══ Excerpted text

KIT helps to develop more efficient modular battery packs with the HELIOS project

The Batteries – Calorimetry and Safety group at KIT helps to develop safer, more efficient battery packs in the Horizon 2020 project HELIOS.

The Batteries – Calorimetry and Safety group from Karlsruhe Institute of Technology (KIT) is participating in the HELIOS (High-pErformance modular battery packs for sustalnable urban electrOmobility Services) project to develop safer, more efficient modular battery packs. This European project, which was launched on 1 January 2021, is funded by the Horizon 2020 framework and has received approximately €10m from the European Commission.

HELIOS is coordinated by the Aarhus University (AU) and the following 18 partners are working together on improved modular battery packs:

  • Aarhus University (Denmark)
  • Karlsruhe Institute of Technology (Germany)
  • Izmir Institute of Technology (Turkey)
  • Aalto University (Finland)
  • IREC (Spain)
  • RDIUP (France)
  • NVISION (Spain)
  • VESTEL EV Charging Solutions (Turkey)
  • VITESCO (Germany)
  • IDNEO (Spain)
  • BOZANKAYA (Turkey)
  • Universitat Politécnica de Catalunya (Spain)
  • Center for Solar Energy and Hydrogen Research Baden-Württemberg (Germany)
  • Danish Technological Institute (Denmark)
  • TU Sofia (Bulgaria)
  • TUBITAK MAM (Turkey)
  • European Copper Institute (UK)
  • KNEIA (Spain)

════

> _Stated problem 1_
Reproduce, word for word, the portion of the HELIOS project announcement that opens with the words containing "The Batteries – Calorimetry and Safety group from" and closes with "of Technology (Germany)".
> _Stated problem 2_
According to the HELIOS project announcement, on what date was the project launched?
> _Stated problem 3_
Carry the HELIOS project announcement further from the point where it stops.

══ Data excerpts

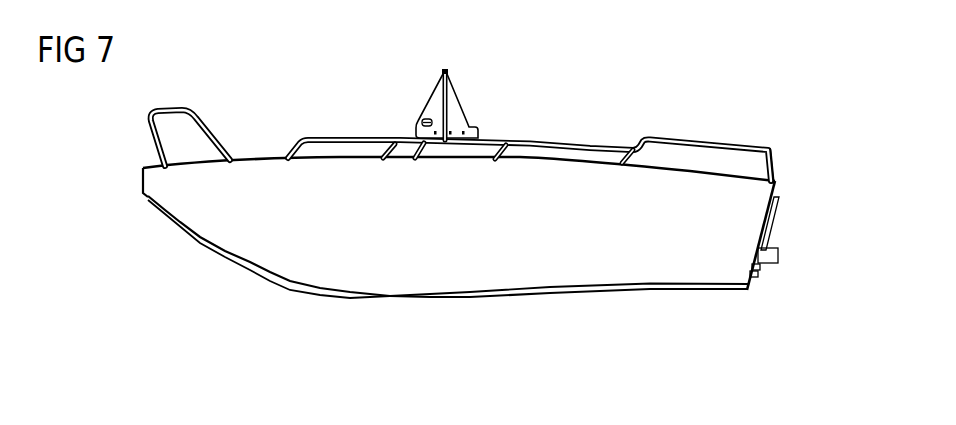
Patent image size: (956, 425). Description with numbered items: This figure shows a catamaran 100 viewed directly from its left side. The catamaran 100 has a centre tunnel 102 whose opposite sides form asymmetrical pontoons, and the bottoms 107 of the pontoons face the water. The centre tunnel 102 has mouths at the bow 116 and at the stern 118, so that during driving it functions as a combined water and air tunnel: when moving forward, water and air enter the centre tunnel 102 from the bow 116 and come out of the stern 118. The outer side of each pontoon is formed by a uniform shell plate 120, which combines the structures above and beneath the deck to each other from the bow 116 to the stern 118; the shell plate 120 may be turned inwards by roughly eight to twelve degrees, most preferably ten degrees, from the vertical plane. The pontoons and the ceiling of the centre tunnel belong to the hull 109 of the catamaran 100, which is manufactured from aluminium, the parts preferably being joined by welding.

The catamaran 100 is at (453, 386).
The centre tunnel 102 is at (168, 280).
The bottoms of the pontoons 107 is at (263, 278).
The hull 109 is at (359, 340).
The bow 116 is at (124, 184).
The stern 118 is at (797, 214).
The shell plate 120 is at (573, 213).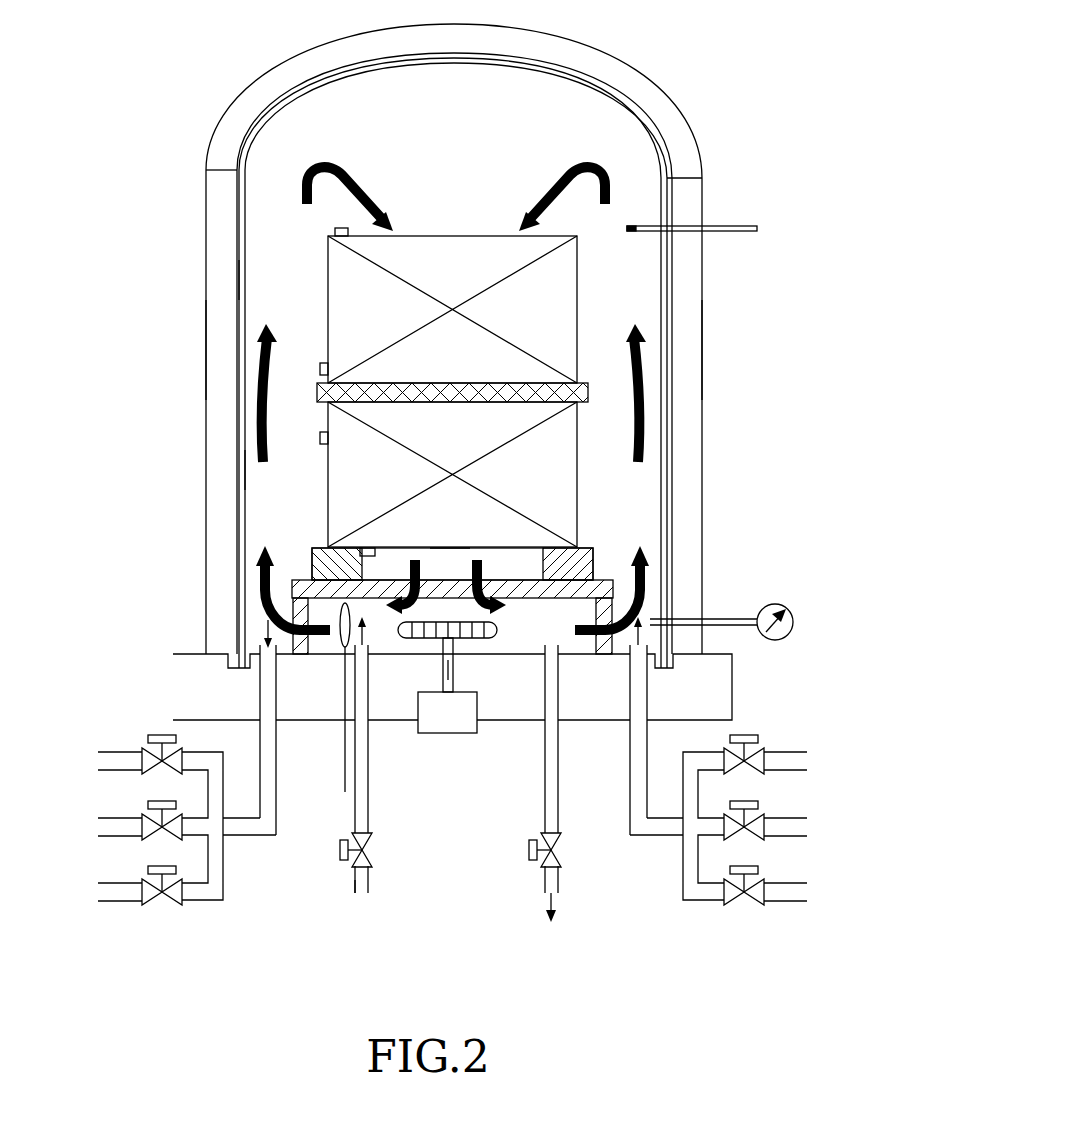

════

> _Exercise response 1_
The Batteries – Calorimetry and Safety group from Karlsruhe Institute of Technology (KIT) is participating in the HELIOS (High-pErformance modular battery packs for sustalnable urban electrOmobility Services) project to develop safer, more efficient modular battery packs. This European project, which was launched on 1 January 2021, is funded by the Horizon 2020 framework and has received approximately €10m from the European Commission.

HELIOS is coordinated by the Aarhus University (AU) and the following 18 partners are working together on improved modular battery packs:

  • Aarhus University (Denmark)
  • Karlsruhe Institute of Technology (Germany)

> _Exercise response 2_
The project was launched on 1 January 2021.

> _Exercise response 3_
By bringing together the expertise of industry and academia, the HELIOS project aims to develop and integrate innovative materials, designs, technologies, and processes to create a new concept of sustainable, more efficient battery packs. These battery packs should be modular and scalable for a wide range of electric vehicles used in urban electromobility services. The HELIOS project also aims to provide improved performance, energy density, safety, lifetime, and LCoS (Levelised Cost of Storage).

The HELIOS team wishes to utilise novel developments that integrate hardware and software solutions for the smart control of electrical and thermal management systems that exploit advanced materials, power electronics, sensors, and cutting-edge ICT, such as cloud-based Big Data analysis, Artificial Intelligence and IoT (Internet of Things) technologies.

These combined approaches allow the team to increase energy and power density whilst also enhancing key characteristics like ultra-high power charging and improving the safety of the battery pack. The new technology will improve E fleet control and health management strategies to extend the lifetime of batteries, whilst also allowing researchers to monitor the battery’s State of Charge (SOC), State of Health (SOH), and carbon footprint throughout its entire life cycle. This new project is based on a circular economy approach where the modular battery packs can be easily re-used in a range of 2nd life applications prior to EoL recycling.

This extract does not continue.